Extract each line of the records below that contains the word "dans".

DATA TO USE »
* start *

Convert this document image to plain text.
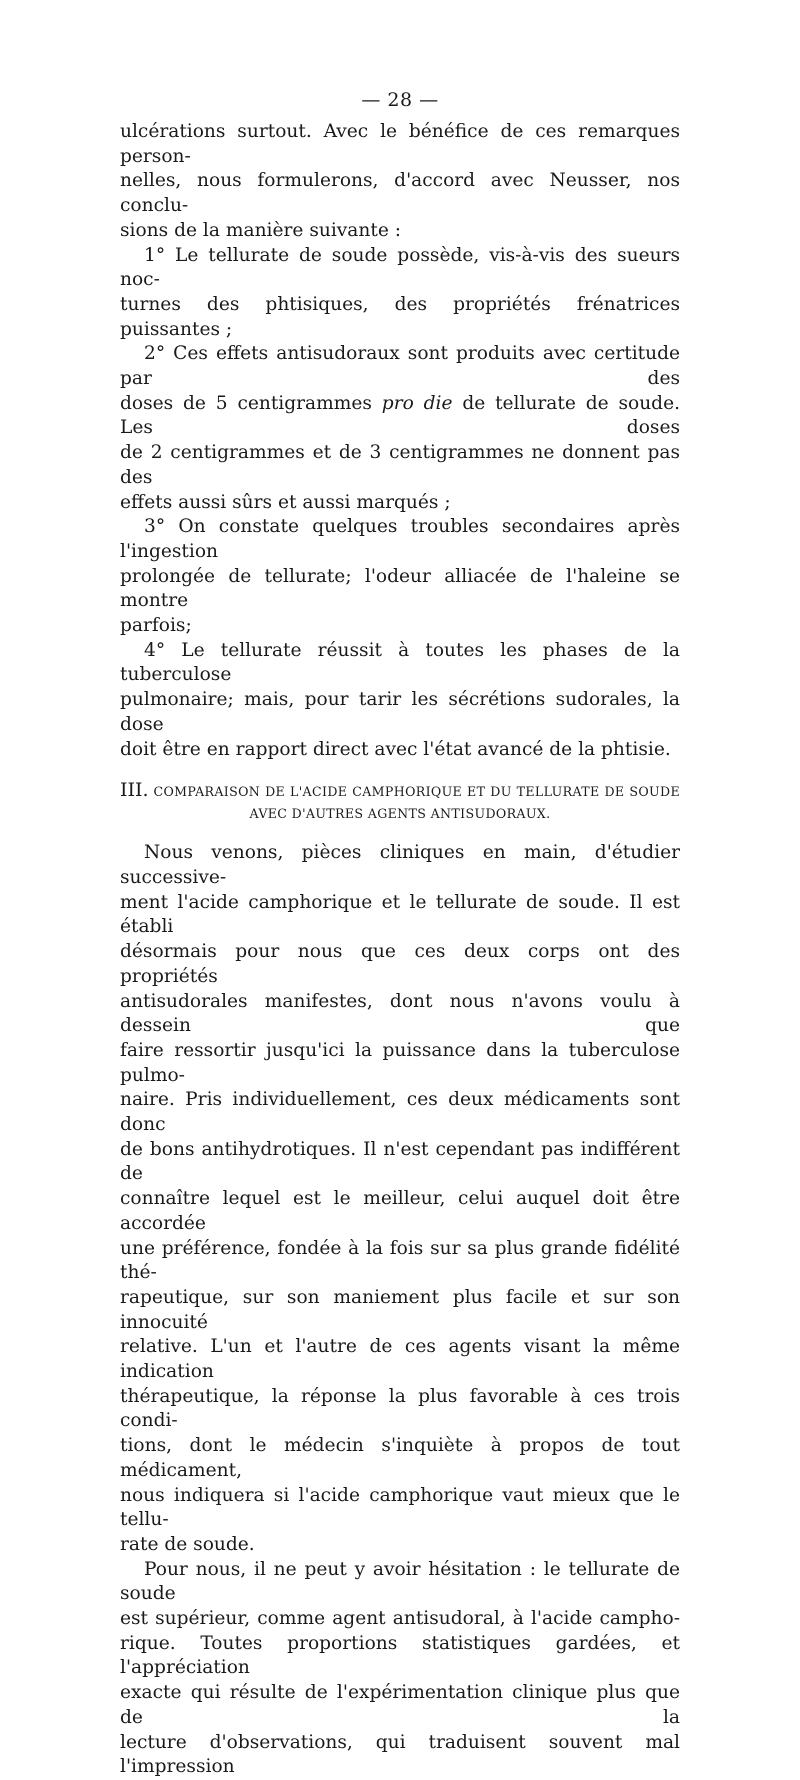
— 28 —

ulcérations surtout. Avec le bénéfice de ces remarques person-

nelles, nous formulerons, d'accord avec Neusser, nos conclu-

sions de la manière suivante :

1° Le tellurate de soude possède, vis-à-vis des sueurs noc-

turnes des phtisiques, des propriétés frénatrices puissantes ;

2° Ces effets antisudoraux sont produits avec certitude par des

doses de 5 centigrammes pro die de tellurate de soude. Les doses

de 2 centigrammes et de 3 centigrammes ne donnent pas des

effets aussi sûrs et aussi marqués ;

3° On constate quelques troubles secondaires après l'ingestion

prolongée de tellurate; l'odeur alliacée de l'haleine se montre

parfois;

4° Le tellurate réussit à toutes les phases de la tuberculose

pulmonaire; mais, pour tarir les sécrétions sudorales, la dose

doit être en rapport direct avec l'état avancé de la phtisie.

III. COMPARAISON DE L'ACIDE CAMPHORIQUE ET DU TELLURATE DE SOUDE
AVEC D'AUTRES AGENTS ANTISUDORAUX.

Nous venons, pièces cliniques en main, d'étudier successive-

ment l'acide camphorique et le tellurate de soude. Il est établi

désormais pour nous que ces deux corps ont des propriétés

antisudorales manifestes, dont nous n'avons voulu à dessein que

faire ressortir jusqu'ici la puissance dans la tuberculose pulmo-

naire. Pris individuellement, ces deux médicaments sont donc

de bons antihydrotiques. Il n'est cependant pas indifférent de

connaître lequel est le meilleur, celui auquel doit être accordée

une préférence, fondée à la fois sur sa plus grande fidélité thé-

rapeutique, sur son maniement plus facile et sur son innocuité

relative. L'un et l'autre de ces agents visant la même indication

thérapeutique, la réponse la plus favorable à ces trois condi-

tions, dont le médecin s'inquiète à propos de tout médicament,

nous indiquera si l'acide camphorique vaut mieux que le tellu-

rate de soude.

Pour nous, il ne peut y avoir hésitation : le tellurate de soude

est supérieur, comme agent antisudoral, à l'acide campho-

rique. Toutes proportions statistiques gardées, et l'appréciation

exacte qui résulte de l'expérimentation clinique plus que de la

lecture d'observations, qui traduisent souvent mal l'impression
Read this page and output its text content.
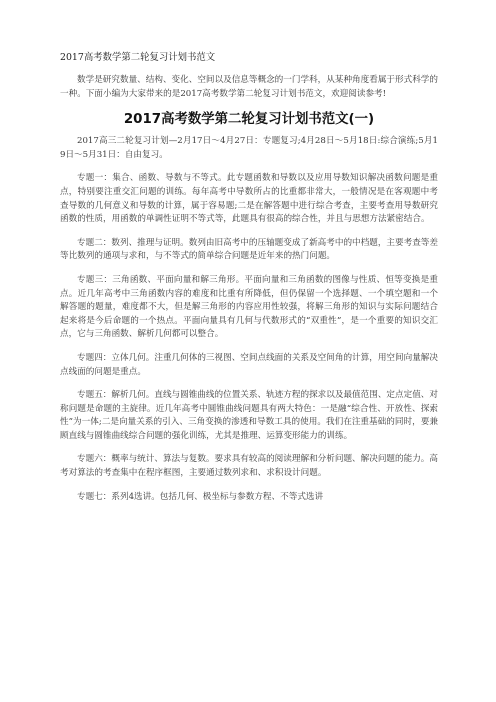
2017高考数学第二轮复习计划书范文

数学是研究数量、结构、变化、空间以及信息等概念的一门学科，从某种角度看属于形式科学的一种。下面小编为大家带来的是2017高考数学第二轮复习计划书范文，欢迎阅读参考!

2017高考数学第二轮复习计划书范文(一)

2017高三二轮复习计划—2月17日～4月27日：专题复习;4月28日～5月18日:综合演练;5月19日～5月31日：自由复习。

专题一：集合、函数、导数与不等式。此专题函数和导数以及应用导数知识解决函数问题是重点，特别要注重交汇问题的训练。每年高考中导数所占的比重都非常大，一般情况是在客观题中考查导数的几何意义和导数的计算，属于容易题;二是在解答题中进行综合考查，主要考查用导数研究函数的性质，用函数的单调性证明不等式等，此题具有很高的综合性，并且与思想方法紧密结合。

专题二：数列、推理与证明。数列由旧高考中的压轴题变成了新高考中的中档题，主要考查等差等比数列的通项与求和，与不等式的简单综合问题是近年来的热门问题。

专题三：三角函数、平面向量和解三角形。平面向量和三角函数的图像与性质、恒等变换是重点。近几年高考中三角函数内容的难度和比重有所降低，但仍保留一个选择题、一个填空题和一个解答题的题量，难度都不大，但是解三角形的内容应用性较强，将解三角形的知识与实际问题结合起来将是今后命题的一个热点。平面向量具有几何与代数形式的“双重性”，是一个重要的知识交汇点，它与三角函数、解析几何都可以整合。

专题四：立体几何。注重几何体的三视图、空间点线面的关系及空间角的计算，用空间向量解决点线面的问题是重点。

专题五：解析几何。直线与圆锥曲线的位置关系、轨迹方程的探求以及最值范围、定点定值、对称问题是命题的主旋律。近几年高考中圆锥曲线问题具有两大特色：一是融“综合性、开放性、探索性”为一体;二是向量关系的引入、三角变换的渗透和导数工具的使用。我们在注重基础的同时，要兼顾直线与圆锥曲线综合问题的强化训练，尤其是推理、运算变形能力的训练。

专题六：概率与统计、算法与复数。要求具有较高的阅读理解和分析问题、解决问题的能力。高考对算法的考查集中在程序框图，主要通过数列求和、求积设计问题。

专题七：系列4选讲。包括几何、极坐标与参数方程、不等式选讲
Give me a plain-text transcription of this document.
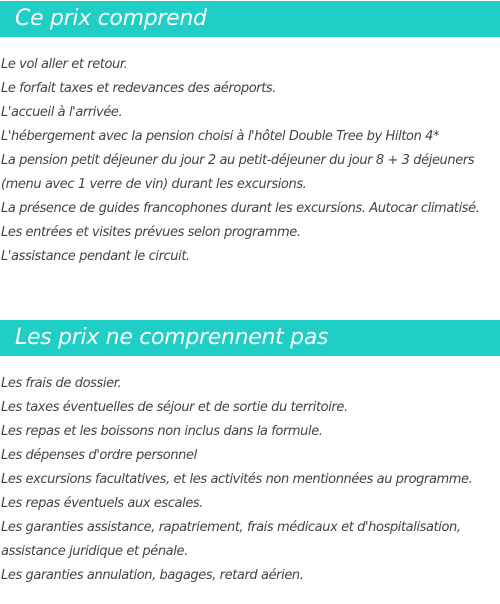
Ce prix comprend
Le vol aller et retour.
Le forfait taxes et redevances des aéroports.
L'accueil à l'arrivée.
L'hébergement avec la pension choisi à l'hôtel Double Tree by Hilton 4*
La pension petit déjeuner du jour 2 au petit-déjeuner du jour 8 + 3 déjeuners
(menu avec 1 verre de vin) durant les excursions.
La présence de guides francophones durant les excursions. Autocar climatisé.
Les entrées et visites prévues selon programme.
L'assistance pendant le circuit.
Les prix ne comprennent pas
Les frais de dossier.
Les taxes éventuelles de séjour et de sortie du territoire.
Les repas et les boissons non inclus dans la formule.
Les dépenses d'ordre personnel
Les excursions facultatives, et les activités non mentionnées au programme.
Les repas éventuels aux escales.
Les garanties assistance, rapatriement, frais médicaux et d'hospitalisation,
assistance juridique et pénale.
Les garanties annulation, bagages, retard aérien.
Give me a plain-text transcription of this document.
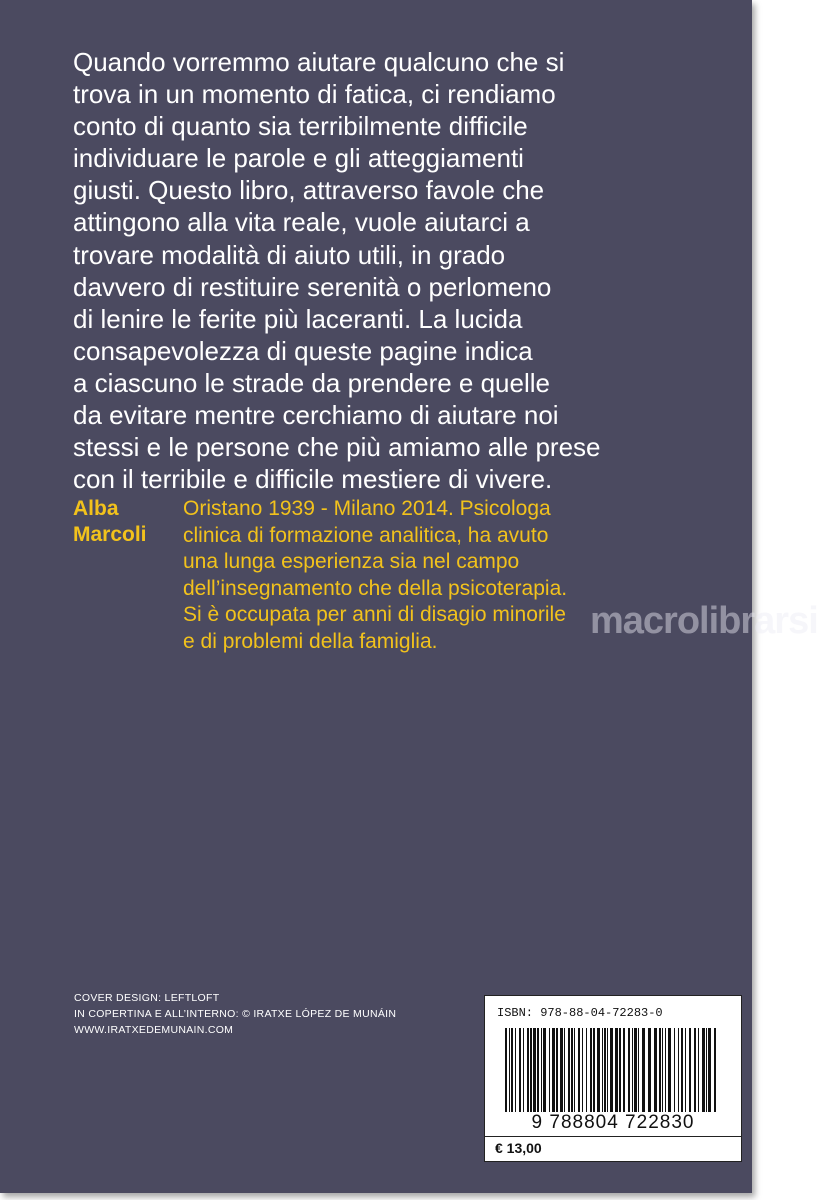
Quando vorremmo aiutare qualcuno che si
trova in un momento di fatica, ci rendiamo
conto di quanto sia terribilmente difficile
individuare le parole e gli atteggiamenti
giusti. Questo libro, attraverso favole che
attingono alla vita reale, vuole aiutarci a
trovare modalità di aiuto utili, in grado
davvero di restituire serenità o perlomeno
di lenire le ferite più laceranti. La lucida
consapevolezza di queste pagine indica
a ciascuno le strade da prendere e quelle
da evitare mentre cerchiamo di aiutare noi
stessi e le persone che più amiamo alle prese
con il terribile e difficile mestiere di vivere.
Alba
Marcoli
Oristano 1939 - Milano 2014. Psicologa
clinica di formazione analitica, ha avuto
una lunga esperienza sia nel campo
dell’insegnamento che della psicoterapia.
Si è occupata per anni di disagio minorile
e di problemi della famiglia.	macrolibrarsi
COVER DESIGN: LEFTLOFT
IN COPERTINA E ALL’INTERNO: © IRATXE LÓPEZ DE MUNÁIN
WWW.IRATXEDEMUNAIN.COM
ISBN: 978-88-04-72283-0
9 788804 722830
€ 13,00
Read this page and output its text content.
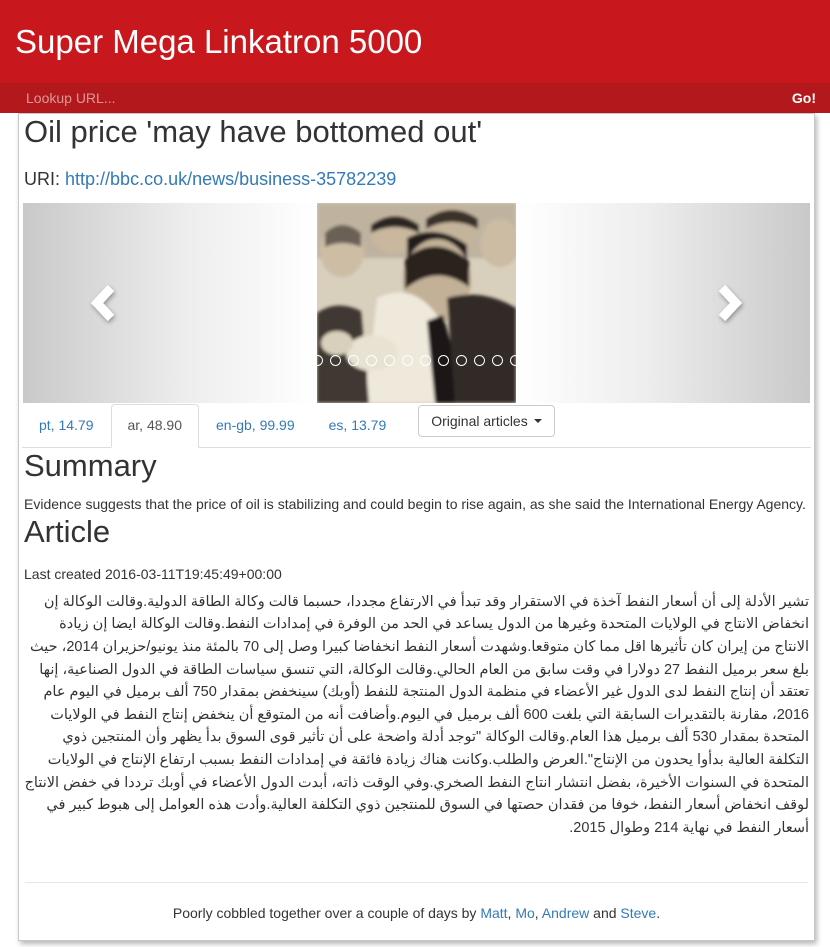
Super Mega Linkatron 5000
Lookup URL...
Go!
Oil price 'may have bottomed out'
URI: http://bbc.co.uk/news/business-35782239
pt, 14.79	ar, 48.90	en-gb, 99.99	es, 13.79	Original articles
Summary

Evidence suggests that the price of oil is stabilizing and could begin to rise again, as she said the International Energy Agency.

Article

Last created 2016-03-11T19:45:49+00:00

تشير الأدلة إلى أن أسعار النفط آخذة في الاستقرار وقد تبدأ في الارتفاع مجددا، حسبما قالت وكالة الطاقة الدولية.وقالت الوكالة إن انخفاض الانتاج في الولايات المتحدة وغيرها من الدول يساعد في الحد من الوفرة في إمدادات النفط.وقالت الوكالة ايضا إن زيادة الانتاج من إيران كان تأثيرها اقل مما كان متوقعا.وشهدت أسعار النفط انخفاضا كبيرا وصل إلى 70 بالمئة منذ يونيو/حزيران 2014، حيث بلغ سعر برميل النفط 27 دولارا في وقت سابق من العام الحالي.وقالت الوكالة، التي تنسق سياسات الطاقة في الدول الصناعية، إنها تعتقد أن إنتاج النفط لدى الدول غير الأعضاء في منظمة الدول المنتجة للنفط (أوبك) سينخفض بمقدار 750 ألف برميل في اليوم عام 2016، مقارنة بالتقديرات السابقة التي بلغت 600 ألف برميل في اليوم.وأضافت أنه من المتوقع أن ينخفض إنتاج النفط في الولايات المتحدة بمقدار 530 ألف برميل هذا العام.وقالت الوكالة "توجد أدلة واضحة على أن تأثير قوى السوق بدأ يظهر وأن المنتجين ذوي التكلفة العالية بدأوا يحدون من الإنتاج".العرض والطلب.وكانت هناك زيادة فائقة في إمدادات النفط بسبب ارتفاع الإنتاج في الولايات المتحدة في السنوات الأخيرة، بفضل انتشار انتاج النفط الصخري.وفي الوقت ذاته، أبدت الدول الأعضاء في أوبك ترددا في خفض الانتاج لوقف انخفاض أسعار النفط، خوفا من فقدان حصتها في السوق للمنتجين ذوي التكلفة العالية.وأدت هذه العوامل إلى هبوط كبير في أسعار النفط في نهاية 214 وطوال 2015.

Poorly cobbled together over a couple of days by Matt, Mo, Andrew and Steve.
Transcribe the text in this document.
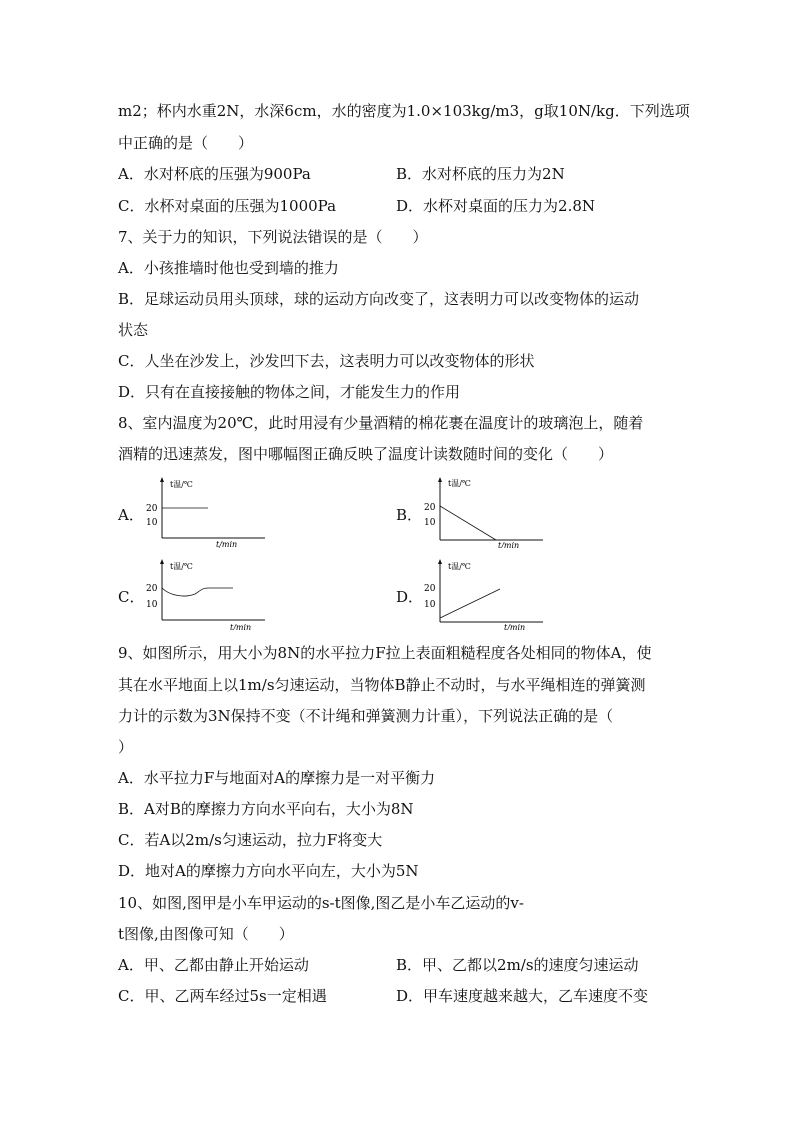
m2；杯内水重2N，水深6cm，水的密度为1.0×103kg/m3，g取10N/kg．下列选项
中正确的是（　　）
A．水对杯底的压强为900Pa	B．水对杯底的压力为2N
C．水杯对桌面的压强为1000Pa	D．水杯对桌面的压力为2.8N
7、关于力的知识，下列说法错误的是（　　）
A．小孩推墙时他也受到墙的推力
B．足球运动员用头顶球，球的运动方向改变了，这表明力可以改变物体的运动
状态
C．人坐在沙发上，沙发凹下去，这表明力可以改变物体的形状
D．只有在直接接触的物体之间，才能发生力的作用
8、室内温度为20℃，此时用浸有少量酒精的棉花裹在温度计的玻璃泡上，随着
酒精的迅速蒸发，图中哪幅图正确反映了温度计读数随时间的变化（　　）
A．
t温/℃
t/min
20
10	B．
t温/℃
t/min
20
10
C．
t温/℃
t/min
20
10	D．
t温/℃
t/min
20
10
9、如图所示，用大小为8N的水平拉力F拉上表面粗糙程度各处相同的物体A，使
其在水平地面上以1m/s匀速运动，当物体B静止不动时，与水平绳相连的弹簧测
力计的示数为3N保持不变（不计绳和弹簧测力计重），下列说法正确的是（
）
A．水平拉力F与地面对A的摩擦力是一对平衡力
B．A对B的摩擦力方向水平向右，大小为8N
C．若A以2m/s匀速运动，拉力F将变大
D．地对A的摩擦力方向水平向左，大小为5N
10、如图,图甲是小车甲运动的s-t图像,图乙是小车乙运动的v-
t图像,由图像可知（　　）
A．甲、乙都由静止开始运动	B．甲、乙都以2m/s的速度匀速运动
C．甲、乙两车经过5s一定相遇	D．甲车速度越来越大，乙车速度不变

* end *

ANSWER TO THIS TASK »
faire ressortir jusqu'ici la puissance dans la tuberculose pulmo-
Les repas et les boissons non inclus dans la formule.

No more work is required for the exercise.